**WHAT IS REQUIRED:** Within the material below, find each line bearing the word "date" and present it.
== == ==
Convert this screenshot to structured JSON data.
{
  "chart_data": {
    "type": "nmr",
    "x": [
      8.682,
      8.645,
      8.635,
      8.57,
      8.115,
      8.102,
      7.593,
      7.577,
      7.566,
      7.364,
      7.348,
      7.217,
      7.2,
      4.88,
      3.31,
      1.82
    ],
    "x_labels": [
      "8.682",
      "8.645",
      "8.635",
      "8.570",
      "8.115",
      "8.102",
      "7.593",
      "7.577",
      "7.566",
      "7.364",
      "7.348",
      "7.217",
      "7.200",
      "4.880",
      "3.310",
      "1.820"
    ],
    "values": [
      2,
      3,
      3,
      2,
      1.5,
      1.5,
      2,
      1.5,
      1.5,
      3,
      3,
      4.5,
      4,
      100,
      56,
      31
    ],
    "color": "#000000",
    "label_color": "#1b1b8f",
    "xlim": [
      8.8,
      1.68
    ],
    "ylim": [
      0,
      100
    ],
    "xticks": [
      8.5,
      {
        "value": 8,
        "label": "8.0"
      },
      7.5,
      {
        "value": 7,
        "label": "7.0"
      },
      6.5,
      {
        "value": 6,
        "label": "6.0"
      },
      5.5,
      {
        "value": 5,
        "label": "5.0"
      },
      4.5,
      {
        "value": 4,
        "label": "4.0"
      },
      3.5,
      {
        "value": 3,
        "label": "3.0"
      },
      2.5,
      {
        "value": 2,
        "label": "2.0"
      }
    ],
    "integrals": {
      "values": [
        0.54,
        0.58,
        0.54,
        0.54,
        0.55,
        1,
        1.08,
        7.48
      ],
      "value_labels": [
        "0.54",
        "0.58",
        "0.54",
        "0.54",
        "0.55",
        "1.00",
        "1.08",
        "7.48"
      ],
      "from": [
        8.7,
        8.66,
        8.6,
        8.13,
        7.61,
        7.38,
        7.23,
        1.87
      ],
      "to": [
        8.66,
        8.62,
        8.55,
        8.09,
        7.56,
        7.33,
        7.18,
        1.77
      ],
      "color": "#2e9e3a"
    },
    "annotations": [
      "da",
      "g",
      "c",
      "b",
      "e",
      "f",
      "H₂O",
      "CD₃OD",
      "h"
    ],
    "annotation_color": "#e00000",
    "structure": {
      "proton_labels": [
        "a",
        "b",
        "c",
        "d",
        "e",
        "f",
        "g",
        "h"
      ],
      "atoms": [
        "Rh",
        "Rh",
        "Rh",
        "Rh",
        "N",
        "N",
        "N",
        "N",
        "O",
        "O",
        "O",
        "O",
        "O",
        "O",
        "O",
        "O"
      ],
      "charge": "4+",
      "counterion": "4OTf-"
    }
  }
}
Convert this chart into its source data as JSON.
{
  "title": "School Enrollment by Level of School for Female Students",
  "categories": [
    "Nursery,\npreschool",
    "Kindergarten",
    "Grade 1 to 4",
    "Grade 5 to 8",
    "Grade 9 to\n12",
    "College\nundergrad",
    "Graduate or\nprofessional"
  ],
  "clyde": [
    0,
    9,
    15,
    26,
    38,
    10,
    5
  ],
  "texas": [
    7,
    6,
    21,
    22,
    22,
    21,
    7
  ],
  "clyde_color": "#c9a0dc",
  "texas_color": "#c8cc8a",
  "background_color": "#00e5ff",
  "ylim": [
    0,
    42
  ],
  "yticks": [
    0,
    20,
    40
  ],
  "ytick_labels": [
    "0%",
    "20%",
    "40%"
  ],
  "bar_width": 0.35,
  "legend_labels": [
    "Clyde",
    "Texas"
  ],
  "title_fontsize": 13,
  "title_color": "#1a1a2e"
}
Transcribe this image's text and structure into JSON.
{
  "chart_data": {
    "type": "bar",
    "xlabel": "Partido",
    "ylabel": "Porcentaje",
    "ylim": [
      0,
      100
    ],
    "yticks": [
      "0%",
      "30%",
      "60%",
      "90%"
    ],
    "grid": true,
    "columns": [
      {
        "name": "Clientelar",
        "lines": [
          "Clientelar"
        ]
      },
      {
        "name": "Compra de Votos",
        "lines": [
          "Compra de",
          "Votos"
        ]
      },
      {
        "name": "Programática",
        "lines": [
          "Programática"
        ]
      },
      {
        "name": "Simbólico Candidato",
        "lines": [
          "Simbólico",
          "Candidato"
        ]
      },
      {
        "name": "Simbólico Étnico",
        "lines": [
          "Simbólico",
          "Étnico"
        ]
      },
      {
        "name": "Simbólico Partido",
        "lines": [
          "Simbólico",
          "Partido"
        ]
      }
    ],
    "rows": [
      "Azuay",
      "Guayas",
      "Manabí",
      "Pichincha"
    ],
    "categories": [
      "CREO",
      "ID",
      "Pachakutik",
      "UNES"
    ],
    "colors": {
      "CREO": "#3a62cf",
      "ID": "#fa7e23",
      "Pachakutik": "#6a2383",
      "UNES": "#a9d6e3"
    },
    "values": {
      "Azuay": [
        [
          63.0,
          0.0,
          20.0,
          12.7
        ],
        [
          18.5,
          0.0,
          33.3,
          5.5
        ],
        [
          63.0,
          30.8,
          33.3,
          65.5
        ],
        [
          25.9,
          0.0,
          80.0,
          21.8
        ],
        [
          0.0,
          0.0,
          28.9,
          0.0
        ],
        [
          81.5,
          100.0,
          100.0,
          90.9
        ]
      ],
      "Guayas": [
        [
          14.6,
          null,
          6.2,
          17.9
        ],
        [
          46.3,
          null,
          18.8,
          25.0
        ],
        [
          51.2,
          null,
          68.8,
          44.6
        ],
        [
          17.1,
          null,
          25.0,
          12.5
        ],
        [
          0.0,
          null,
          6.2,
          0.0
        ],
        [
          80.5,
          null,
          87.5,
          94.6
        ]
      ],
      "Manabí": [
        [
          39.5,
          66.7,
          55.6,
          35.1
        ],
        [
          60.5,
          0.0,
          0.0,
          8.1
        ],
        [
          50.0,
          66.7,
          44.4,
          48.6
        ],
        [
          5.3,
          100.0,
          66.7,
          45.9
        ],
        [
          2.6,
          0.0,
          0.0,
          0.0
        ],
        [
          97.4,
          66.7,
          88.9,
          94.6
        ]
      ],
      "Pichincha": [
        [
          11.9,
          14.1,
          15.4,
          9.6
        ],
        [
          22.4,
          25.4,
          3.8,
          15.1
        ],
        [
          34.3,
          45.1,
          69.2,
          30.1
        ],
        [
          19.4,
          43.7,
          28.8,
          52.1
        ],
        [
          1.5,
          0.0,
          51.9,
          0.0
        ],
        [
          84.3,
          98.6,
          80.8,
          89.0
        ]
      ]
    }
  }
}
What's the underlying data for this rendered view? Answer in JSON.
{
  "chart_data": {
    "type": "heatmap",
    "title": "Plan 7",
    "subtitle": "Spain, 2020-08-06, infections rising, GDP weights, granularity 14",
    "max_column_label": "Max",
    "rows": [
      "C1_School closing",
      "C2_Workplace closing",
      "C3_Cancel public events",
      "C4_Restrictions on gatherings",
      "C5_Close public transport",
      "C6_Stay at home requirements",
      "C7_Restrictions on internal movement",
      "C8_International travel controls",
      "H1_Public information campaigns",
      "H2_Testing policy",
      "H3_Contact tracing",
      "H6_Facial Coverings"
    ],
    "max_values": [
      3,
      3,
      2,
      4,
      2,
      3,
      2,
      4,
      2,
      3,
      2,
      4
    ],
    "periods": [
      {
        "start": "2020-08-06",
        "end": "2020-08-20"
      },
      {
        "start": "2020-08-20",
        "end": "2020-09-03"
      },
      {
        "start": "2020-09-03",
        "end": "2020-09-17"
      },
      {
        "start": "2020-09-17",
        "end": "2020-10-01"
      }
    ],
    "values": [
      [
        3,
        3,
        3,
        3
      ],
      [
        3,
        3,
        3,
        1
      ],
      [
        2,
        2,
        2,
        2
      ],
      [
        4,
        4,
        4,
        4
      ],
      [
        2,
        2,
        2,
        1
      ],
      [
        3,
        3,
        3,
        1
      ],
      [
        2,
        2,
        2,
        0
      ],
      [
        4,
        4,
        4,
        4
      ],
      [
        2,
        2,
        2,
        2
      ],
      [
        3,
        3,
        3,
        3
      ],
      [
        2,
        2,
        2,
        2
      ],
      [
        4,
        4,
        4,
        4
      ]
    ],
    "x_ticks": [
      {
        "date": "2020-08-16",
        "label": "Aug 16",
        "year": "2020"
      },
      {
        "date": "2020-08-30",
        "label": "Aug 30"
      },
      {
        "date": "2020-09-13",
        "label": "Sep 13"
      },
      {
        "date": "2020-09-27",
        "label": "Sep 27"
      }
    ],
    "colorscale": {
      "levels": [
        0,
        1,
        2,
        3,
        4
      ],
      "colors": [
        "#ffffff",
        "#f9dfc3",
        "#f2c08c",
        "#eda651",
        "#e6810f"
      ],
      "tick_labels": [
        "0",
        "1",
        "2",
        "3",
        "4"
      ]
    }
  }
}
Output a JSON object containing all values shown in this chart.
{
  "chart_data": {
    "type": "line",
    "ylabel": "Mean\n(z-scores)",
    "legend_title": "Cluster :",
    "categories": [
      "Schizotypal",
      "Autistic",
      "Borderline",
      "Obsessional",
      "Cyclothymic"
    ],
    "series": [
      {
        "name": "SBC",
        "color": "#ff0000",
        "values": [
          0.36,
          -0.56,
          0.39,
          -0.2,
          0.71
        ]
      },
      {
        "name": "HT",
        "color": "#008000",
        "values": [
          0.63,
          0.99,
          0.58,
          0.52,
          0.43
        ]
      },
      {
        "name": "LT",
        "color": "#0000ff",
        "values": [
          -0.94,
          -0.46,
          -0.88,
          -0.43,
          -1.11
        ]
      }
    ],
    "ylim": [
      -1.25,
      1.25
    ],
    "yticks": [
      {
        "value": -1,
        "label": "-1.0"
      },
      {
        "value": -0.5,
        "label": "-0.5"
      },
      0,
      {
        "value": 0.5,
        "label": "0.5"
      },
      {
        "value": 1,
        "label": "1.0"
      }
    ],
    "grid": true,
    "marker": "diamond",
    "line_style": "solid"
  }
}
== == ==
**ANSWER TO THIS TASK:**
        "date": "2020-08-16",
        "date": "2020-08-30",
        "date": "2020-09-13",
        "date": "2020-09-27",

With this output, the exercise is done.